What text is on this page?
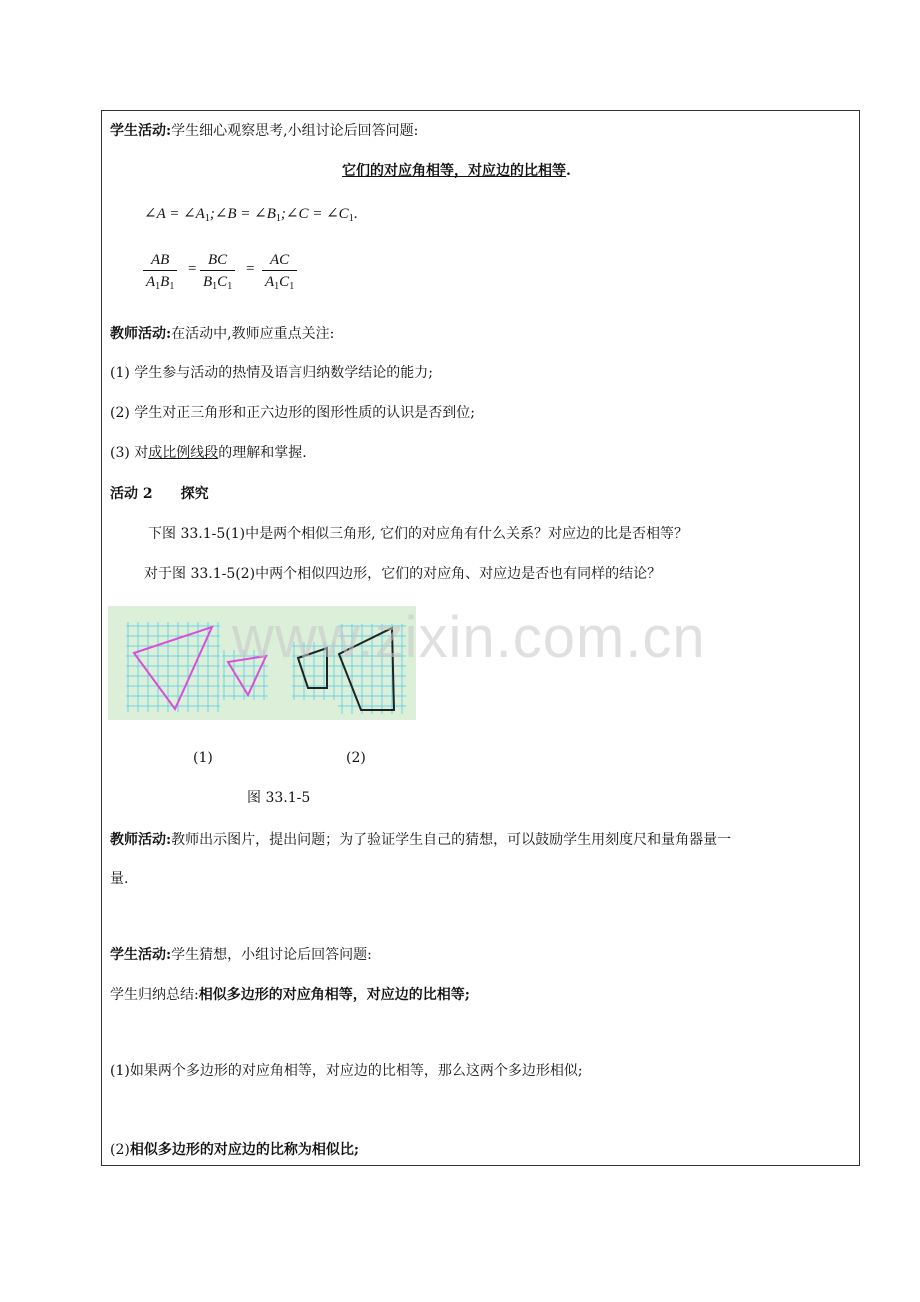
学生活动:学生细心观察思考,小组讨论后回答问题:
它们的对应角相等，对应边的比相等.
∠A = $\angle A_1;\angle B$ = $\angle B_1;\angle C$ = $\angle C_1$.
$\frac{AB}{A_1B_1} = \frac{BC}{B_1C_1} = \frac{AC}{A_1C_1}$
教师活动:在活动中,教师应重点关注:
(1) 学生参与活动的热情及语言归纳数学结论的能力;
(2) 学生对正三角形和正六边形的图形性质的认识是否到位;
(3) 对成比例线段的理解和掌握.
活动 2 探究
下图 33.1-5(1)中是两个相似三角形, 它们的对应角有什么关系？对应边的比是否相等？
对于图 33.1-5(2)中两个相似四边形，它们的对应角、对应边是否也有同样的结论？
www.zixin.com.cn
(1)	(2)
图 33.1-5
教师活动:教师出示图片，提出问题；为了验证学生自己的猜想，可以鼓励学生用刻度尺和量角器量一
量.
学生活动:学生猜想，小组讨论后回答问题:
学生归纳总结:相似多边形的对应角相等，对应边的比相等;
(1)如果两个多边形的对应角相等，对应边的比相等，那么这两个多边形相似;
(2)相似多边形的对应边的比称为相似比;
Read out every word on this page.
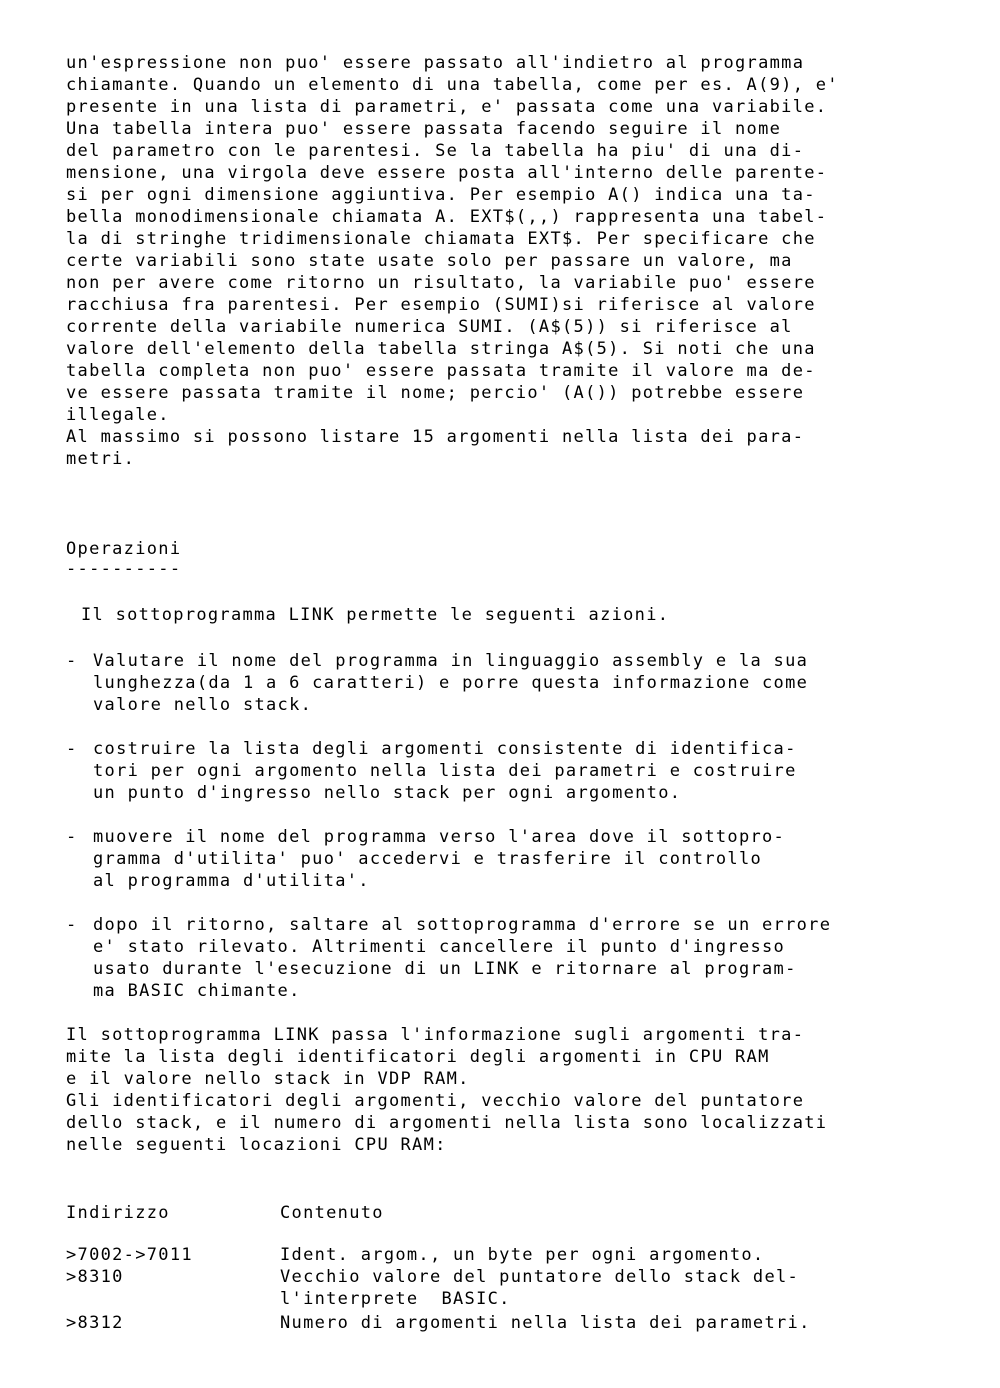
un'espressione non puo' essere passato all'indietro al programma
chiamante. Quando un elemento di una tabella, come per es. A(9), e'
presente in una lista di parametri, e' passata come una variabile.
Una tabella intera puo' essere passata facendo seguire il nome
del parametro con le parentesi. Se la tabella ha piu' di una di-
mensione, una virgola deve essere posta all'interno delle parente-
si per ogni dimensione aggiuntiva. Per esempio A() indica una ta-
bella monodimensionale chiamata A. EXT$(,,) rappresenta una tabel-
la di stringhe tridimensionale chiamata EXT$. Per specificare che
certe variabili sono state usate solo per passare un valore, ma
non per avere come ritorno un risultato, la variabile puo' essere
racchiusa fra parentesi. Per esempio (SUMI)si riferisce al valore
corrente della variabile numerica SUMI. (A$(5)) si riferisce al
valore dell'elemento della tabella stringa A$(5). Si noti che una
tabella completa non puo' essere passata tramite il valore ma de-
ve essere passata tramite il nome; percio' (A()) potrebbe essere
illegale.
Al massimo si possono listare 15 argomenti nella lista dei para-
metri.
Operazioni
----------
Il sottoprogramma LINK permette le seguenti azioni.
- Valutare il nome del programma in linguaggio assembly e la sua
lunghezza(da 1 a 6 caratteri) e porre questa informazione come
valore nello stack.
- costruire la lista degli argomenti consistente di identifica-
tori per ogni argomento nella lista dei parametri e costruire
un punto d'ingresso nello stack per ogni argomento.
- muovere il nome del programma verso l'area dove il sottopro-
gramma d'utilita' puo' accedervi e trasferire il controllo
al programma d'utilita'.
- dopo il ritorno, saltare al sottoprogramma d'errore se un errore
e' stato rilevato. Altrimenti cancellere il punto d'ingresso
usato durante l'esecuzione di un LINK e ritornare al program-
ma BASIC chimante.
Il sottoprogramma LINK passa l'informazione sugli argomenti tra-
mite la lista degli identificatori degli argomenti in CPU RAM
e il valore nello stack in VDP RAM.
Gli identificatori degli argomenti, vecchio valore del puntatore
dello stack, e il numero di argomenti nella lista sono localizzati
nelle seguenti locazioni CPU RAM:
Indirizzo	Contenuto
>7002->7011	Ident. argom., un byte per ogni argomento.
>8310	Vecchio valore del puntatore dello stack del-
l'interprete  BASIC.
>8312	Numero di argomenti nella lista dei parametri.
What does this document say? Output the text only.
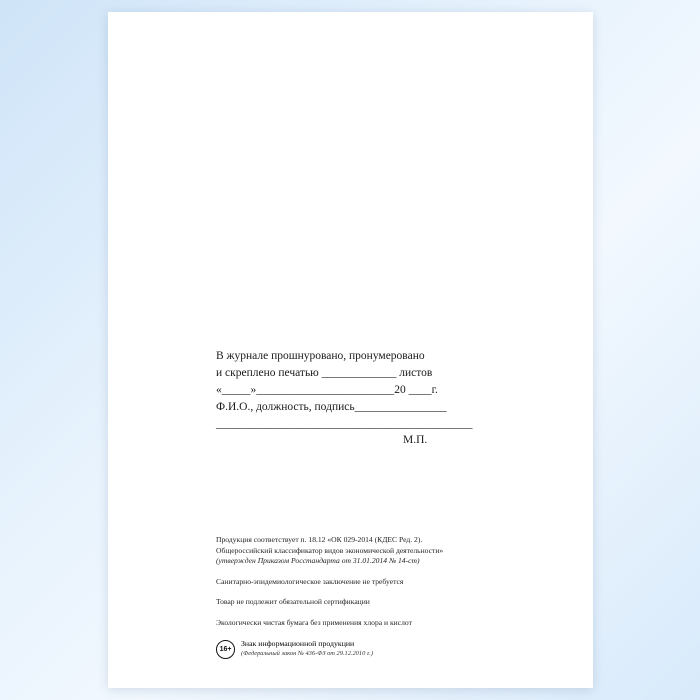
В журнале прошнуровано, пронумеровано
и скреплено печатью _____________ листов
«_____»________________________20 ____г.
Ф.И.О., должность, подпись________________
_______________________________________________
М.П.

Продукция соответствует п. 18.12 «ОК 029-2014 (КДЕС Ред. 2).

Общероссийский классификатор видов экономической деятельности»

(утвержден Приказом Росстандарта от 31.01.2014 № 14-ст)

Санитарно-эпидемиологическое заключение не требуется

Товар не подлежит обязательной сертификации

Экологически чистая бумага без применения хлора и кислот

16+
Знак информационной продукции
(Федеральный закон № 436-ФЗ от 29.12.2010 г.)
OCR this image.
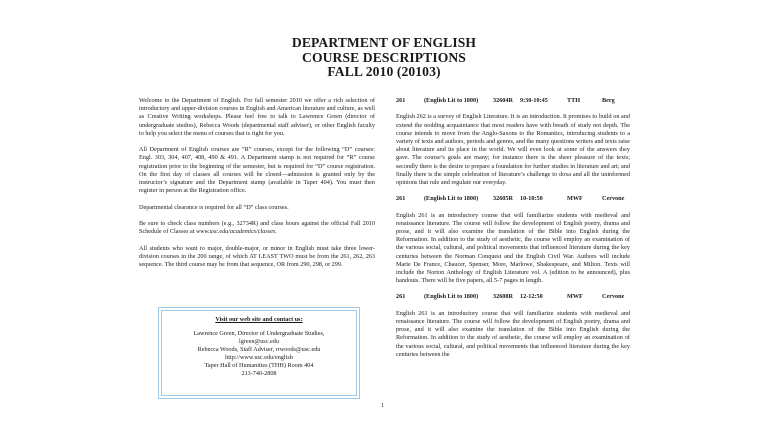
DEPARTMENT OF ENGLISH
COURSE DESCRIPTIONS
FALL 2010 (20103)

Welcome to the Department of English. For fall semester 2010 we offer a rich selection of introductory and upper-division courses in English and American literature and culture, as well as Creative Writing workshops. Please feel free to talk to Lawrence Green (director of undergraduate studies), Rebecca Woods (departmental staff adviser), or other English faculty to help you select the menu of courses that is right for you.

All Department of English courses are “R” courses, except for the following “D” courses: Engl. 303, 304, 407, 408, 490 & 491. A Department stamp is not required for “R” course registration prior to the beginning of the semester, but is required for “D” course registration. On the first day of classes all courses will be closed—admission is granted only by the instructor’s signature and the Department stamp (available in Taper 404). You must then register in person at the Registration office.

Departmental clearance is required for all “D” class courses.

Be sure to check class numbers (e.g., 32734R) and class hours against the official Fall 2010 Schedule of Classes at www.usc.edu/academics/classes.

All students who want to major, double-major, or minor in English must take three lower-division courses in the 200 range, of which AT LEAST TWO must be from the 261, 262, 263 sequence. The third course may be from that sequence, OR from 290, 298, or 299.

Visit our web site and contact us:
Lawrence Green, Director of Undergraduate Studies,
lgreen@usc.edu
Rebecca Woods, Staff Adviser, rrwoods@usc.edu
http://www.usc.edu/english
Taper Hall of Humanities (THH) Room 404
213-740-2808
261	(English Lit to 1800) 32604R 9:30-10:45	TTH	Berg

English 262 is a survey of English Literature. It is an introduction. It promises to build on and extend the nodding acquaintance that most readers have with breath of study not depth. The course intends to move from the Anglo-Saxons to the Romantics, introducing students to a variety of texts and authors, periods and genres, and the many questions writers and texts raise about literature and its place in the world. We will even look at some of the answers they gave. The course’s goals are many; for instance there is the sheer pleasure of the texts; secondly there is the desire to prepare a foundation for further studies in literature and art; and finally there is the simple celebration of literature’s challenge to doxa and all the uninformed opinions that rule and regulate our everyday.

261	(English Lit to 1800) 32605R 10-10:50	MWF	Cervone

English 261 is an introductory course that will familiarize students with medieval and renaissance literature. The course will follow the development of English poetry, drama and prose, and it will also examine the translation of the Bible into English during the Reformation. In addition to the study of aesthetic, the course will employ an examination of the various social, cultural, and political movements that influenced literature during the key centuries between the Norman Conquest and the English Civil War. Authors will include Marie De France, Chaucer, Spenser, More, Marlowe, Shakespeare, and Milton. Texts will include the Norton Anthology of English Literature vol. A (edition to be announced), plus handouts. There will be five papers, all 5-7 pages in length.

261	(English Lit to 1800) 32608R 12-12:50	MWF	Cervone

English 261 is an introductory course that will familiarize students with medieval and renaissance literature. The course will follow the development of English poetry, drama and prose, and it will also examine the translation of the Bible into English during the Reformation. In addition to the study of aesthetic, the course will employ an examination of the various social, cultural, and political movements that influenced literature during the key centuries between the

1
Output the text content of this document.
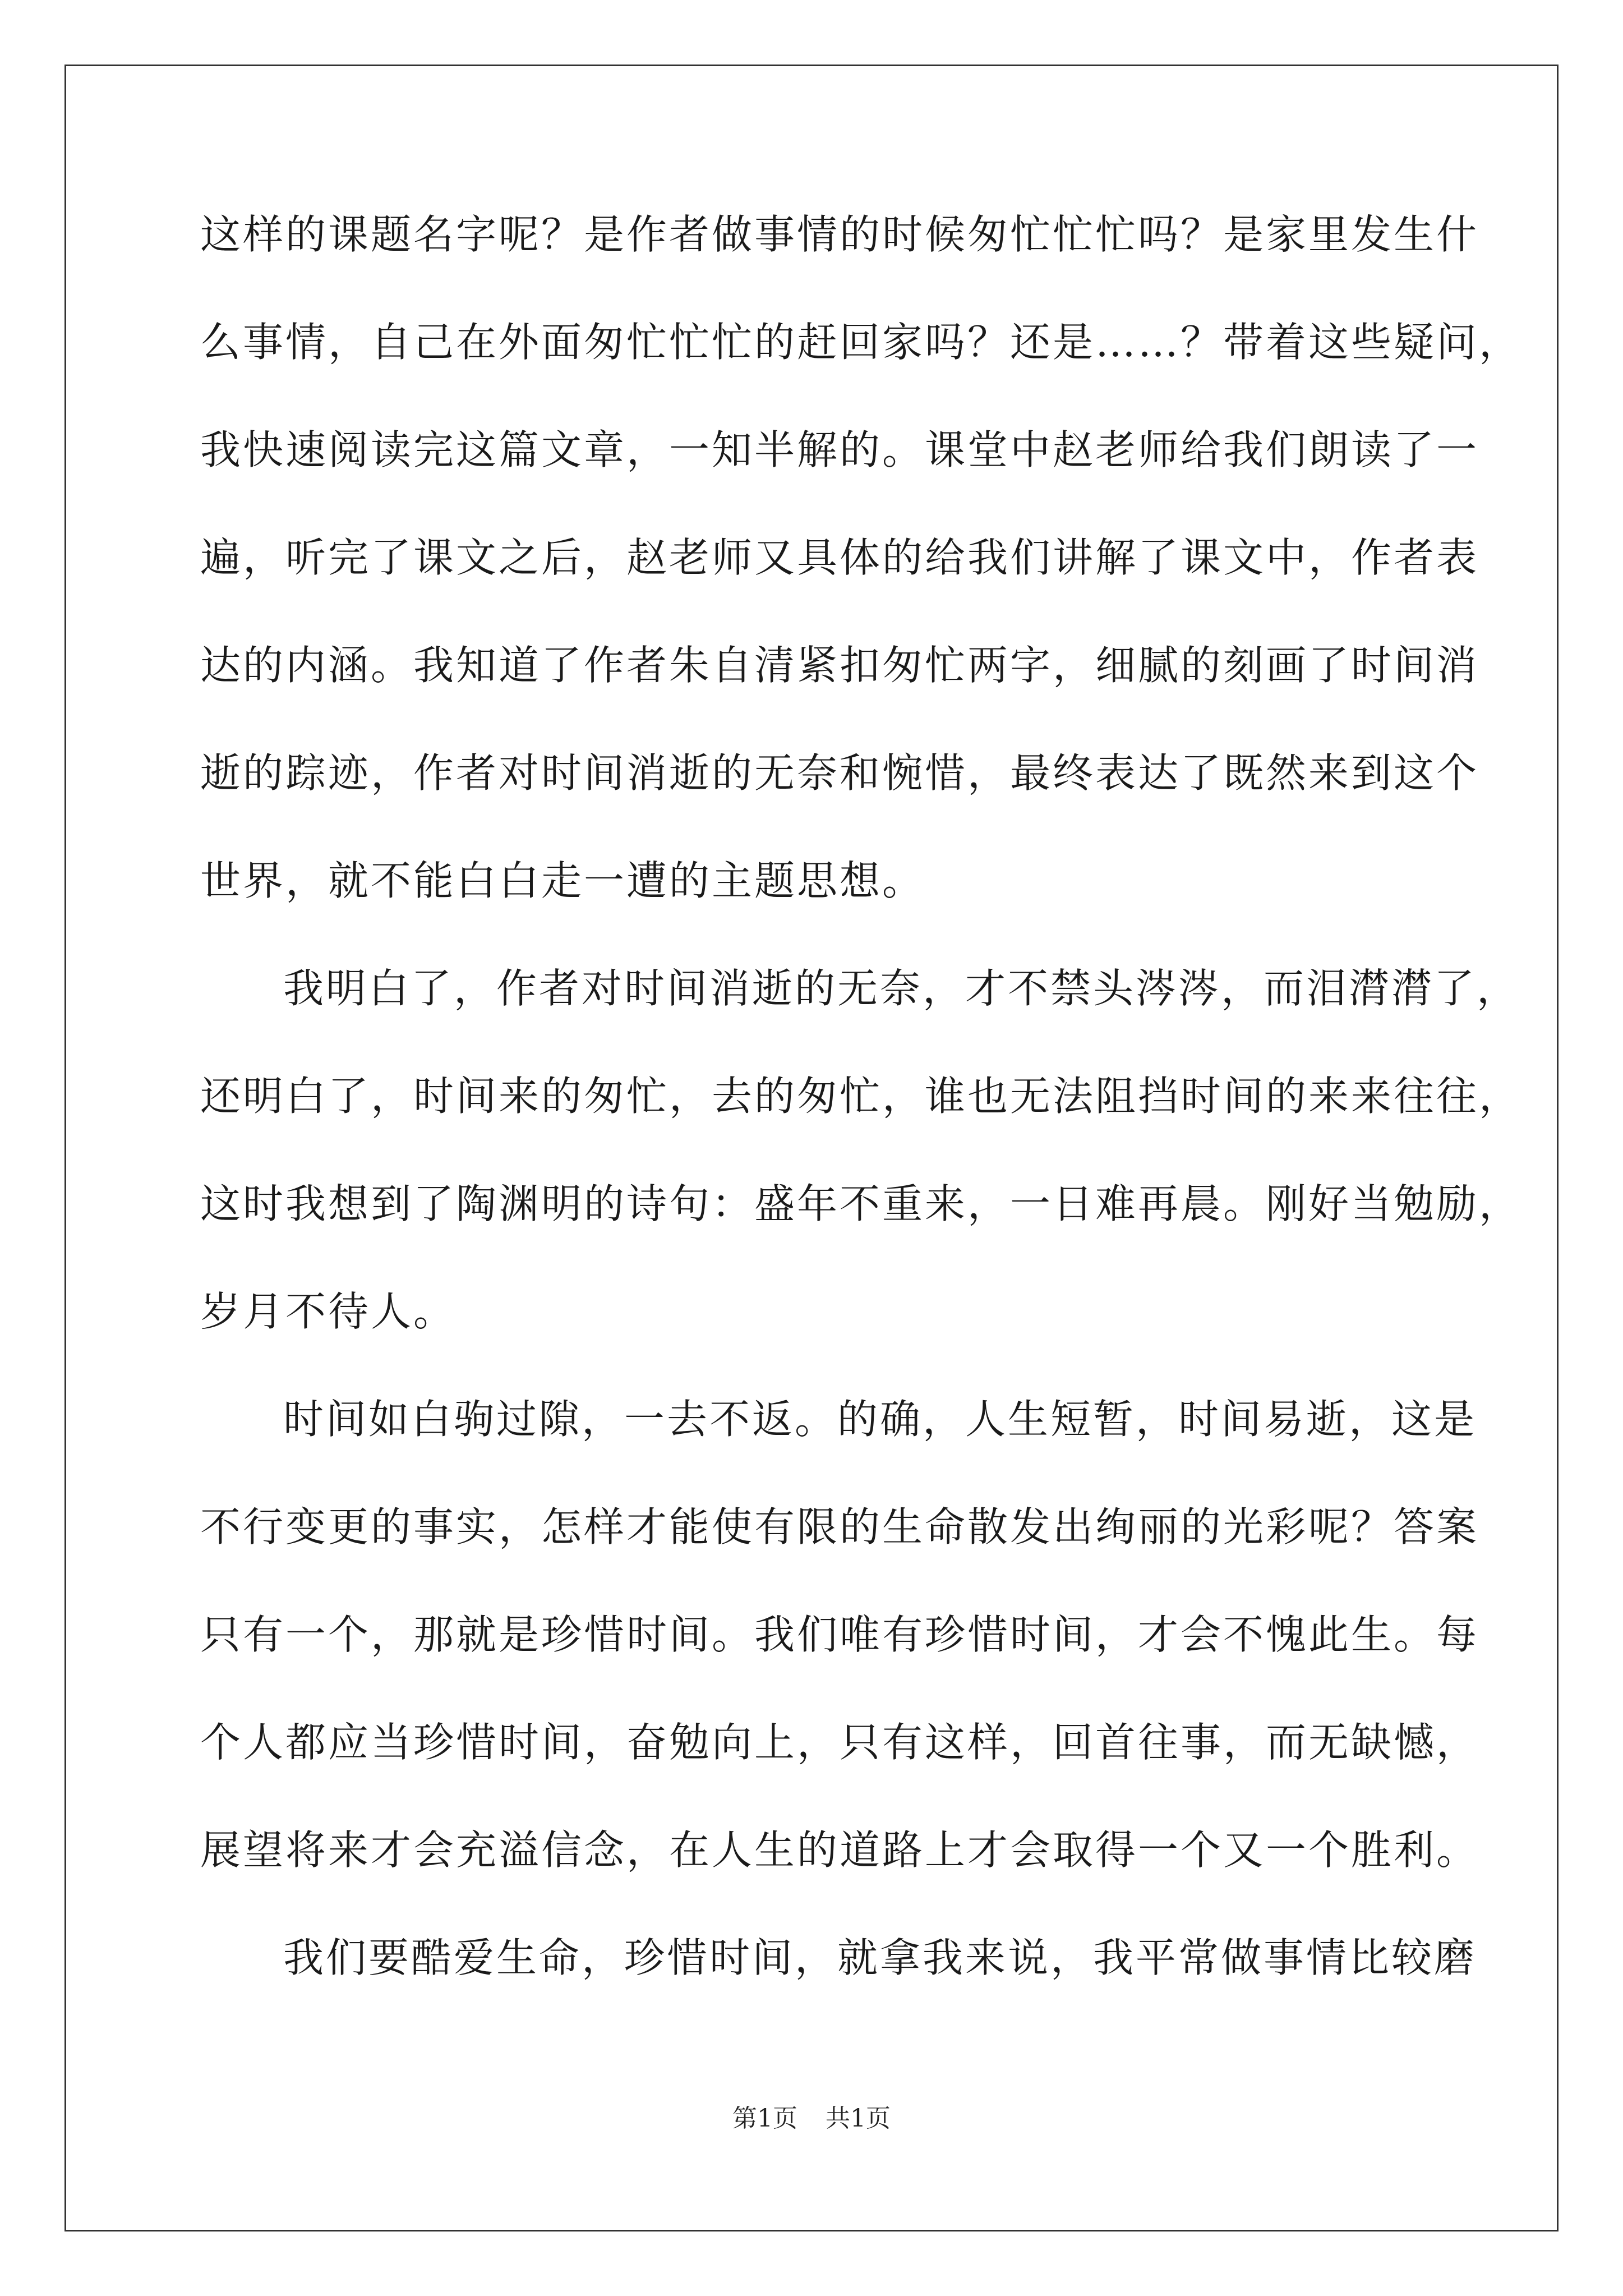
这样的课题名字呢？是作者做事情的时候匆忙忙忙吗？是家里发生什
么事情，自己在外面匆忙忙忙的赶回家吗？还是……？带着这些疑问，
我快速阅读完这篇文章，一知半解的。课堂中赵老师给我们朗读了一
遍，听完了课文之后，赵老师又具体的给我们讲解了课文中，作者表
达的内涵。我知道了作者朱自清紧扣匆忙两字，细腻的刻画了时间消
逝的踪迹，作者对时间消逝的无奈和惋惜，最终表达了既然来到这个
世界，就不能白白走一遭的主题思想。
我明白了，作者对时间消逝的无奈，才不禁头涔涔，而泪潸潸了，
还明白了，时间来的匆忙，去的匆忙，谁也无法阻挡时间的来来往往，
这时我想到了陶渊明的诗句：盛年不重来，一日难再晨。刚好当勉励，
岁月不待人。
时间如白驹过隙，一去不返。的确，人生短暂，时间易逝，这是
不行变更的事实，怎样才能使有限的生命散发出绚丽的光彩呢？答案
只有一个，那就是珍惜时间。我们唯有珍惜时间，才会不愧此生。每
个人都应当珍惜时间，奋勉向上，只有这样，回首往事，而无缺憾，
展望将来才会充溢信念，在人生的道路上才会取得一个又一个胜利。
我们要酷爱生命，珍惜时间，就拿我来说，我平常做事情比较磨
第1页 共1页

========================================================================

§ What the task asks: Please retype, exactly and with the pictures left out, the lines from the line containing "Output the text content of this document." through the last line of the records above.

§ Reply:
Output the text content of this document.
这样的课题名字呢？是作者做事情的时候匆忙忙忙吗？是家里发生什
么事情，自己在外面匆忙忙忙的赶回家吗？还是……？带着这些疑问，
我快速阅读完这篇文章，一知半解的。课堂中赵老师给我们朗读了一
遍，听完了课文之后，赵老师又具体的给我们讲解了课文中，作者表
达的内涵。我知道了作者朱自清紧扣匆忙两字，细腻的刻画了时间消
逝的踪迹，作者对时间消逝的无奈和惋惜，最终表达了既然来到这个
世界，就不能白白走一遭的主题思想。
我明白了，作者对时间消逝的无奈，才不禁头涔涔，而泪潸潸了，
还明白了，时间来的匆忙，去的匆忙，谁也无法阻挡时间的来来往往，
这时我想到了陶渊明的诗句：盛年不重来，一日难再晨。刚好当勉励，
岁月不待人。
时间如白驹过隙，一去不返。的确，人生短暂，时间易逝，这是
不行变更的事实，怎样才能使有限的生命散发出绚丽的光彩呢？答案
只有一个，那就是珍惜时间。我们唯有珍惜时间，才会不愧此生。每
个人都应当珍惜时间，奋勉向上，只有这样，回首往事，而无缺憾，
展望将来才会充溢信念，在人生的道路上才会取得一个又一个胜利。
我们要酷爱生命，珍惜时间，就拿我来说，我平常做事情比较磨
第1页 共1页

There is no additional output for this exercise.